━━━ EXTRAIT DU DOCUMENT ━━━
Patrick Charlier (Unia) : "Des personnes n’ont pas été recrutées parce que non vaccinées..."
Patrick Charlier, codirecteur d’Unia, le centre interfédéral pour l’égalité des chances, craint des différences de traitement entre vaccinés et non-vaccinés.
Publié le 04-05-2021 à 20h08 - Mis à jour le 04-05-2021 à 20h47
:focal(2495x1671.5:2505x1661.5)/cloudfront-eu-central-1.images.arcpublishing.com/ipmgroup/3OXVIMR7TFAUFKBNZS3DT5K4GY.jpg)
Ce mardi, le coronapass est sur toutes les lèvres. La Libre a interviewé et demandé l'avis de Patrick Charlier, directeur d'Unia, l'organe public de lutte contre la discrimination et de promotion de l'égalité des chances. Êtes-vous favorable à l’instauration d’un coronapass ?
━━━
* **VOS CONSIGNES**: Dans l'article sur le coronapass, que craint Patrick Charlier selon le chapeau placé sous le titre ?
━━━ DONNÉES BRUTES ━━━
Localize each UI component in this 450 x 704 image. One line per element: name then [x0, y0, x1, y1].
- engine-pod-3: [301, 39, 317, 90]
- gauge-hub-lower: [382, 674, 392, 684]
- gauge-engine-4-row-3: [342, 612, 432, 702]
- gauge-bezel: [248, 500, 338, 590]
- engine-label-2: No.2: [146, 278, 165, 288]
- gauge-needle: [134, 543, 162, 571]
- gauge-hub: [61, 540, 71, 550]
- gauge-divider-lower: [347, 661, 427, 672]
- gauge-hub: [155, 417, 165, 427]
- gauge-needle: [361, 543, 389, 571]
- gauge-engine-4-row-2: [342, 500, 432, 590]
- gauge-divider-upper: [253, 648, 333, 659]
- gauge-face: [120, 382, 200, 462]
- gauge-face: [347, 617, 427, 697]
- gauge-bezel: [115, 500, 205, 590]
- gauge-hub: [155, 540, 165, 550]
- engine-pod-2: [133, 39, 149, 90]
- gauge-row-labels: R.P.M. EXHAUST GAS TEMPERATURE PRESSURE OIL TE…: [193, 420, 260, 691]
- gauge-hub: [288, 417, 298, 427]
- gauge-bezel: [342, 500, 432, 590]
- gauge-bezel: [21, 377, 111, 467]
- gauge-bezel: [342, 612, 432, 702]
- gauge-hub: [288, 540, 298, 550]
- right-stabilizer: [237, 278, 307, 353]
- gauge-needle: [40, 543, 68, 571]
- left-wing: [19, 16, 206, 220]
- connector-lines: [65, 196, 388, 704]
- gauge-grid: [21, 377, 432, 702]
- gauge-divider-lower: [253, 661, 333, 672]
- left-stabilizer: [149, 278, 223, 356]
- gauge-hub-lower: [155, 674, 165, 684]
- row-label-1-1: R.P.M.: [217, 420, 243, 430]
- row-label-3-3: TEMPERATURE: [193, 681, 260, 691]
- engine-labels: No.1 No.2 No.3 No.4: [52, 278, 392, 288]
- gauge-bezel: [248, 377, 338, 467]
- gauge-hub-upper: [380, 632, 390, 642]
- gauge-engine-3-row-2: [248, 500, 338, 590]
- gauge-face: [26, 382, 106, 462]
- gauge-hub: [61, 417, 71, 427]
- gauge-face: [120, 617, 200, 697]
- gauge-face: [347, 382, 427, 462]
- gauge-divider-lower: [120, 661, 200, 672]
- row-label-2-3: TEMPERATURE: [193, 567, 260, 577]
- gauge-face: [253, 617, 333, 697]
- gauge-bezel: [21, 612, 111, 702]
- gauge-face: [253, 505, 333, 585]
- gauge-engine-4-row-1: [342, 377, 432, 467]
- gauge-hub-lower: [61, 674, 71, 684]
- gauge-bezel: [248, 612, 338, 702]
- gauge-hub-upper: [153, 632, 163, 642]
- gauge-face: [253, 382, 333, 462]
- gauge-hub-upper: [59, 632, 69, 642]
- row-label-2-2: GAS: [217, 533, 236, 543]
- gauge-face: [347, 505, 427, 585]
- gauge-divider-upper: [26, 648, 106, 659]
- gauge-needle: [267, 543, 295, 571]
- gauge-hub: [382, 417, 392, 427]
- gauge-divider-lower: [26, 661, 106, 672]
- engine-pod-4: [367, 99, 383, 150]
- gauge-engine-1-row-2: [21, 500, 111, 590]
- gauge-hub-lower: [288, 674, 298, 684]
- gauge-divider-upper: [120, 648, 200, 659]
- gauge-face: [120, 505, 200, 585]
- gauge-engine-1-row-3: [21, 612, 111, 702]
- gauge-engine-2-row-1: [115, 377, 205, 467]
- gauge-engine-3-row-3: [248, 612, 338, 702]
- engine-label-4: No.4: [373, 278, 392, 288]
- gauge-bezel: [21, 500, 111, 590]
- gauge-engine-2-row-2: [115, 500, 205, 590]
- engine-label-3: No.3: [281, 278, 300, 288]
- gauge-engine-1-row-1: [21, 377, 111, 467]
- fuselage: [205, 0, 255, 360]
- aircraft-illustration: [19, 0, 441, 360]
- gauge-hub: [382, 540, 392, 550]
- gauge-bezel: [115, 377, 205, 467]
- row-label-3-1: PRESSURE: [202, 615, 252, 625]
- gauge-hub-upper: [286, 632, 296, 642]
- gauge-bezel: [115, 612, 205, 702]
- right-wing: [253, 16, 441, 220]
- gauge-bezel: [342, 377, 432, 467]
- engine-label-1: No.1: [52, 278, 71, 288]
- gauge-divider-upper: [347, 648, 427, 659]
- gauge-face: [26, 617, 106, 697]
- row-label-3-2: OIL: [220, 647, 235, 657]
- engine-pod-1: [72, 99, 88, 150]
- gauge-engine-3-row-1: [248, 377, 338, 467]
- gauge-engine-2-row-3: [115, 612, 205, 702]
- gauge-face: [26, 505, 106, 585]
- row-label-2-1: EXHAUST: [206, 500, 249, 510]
━━━
* **VOTRE RÉPONSE**: Il craint des différences de traitement entre vaccinés et non-vaccinés.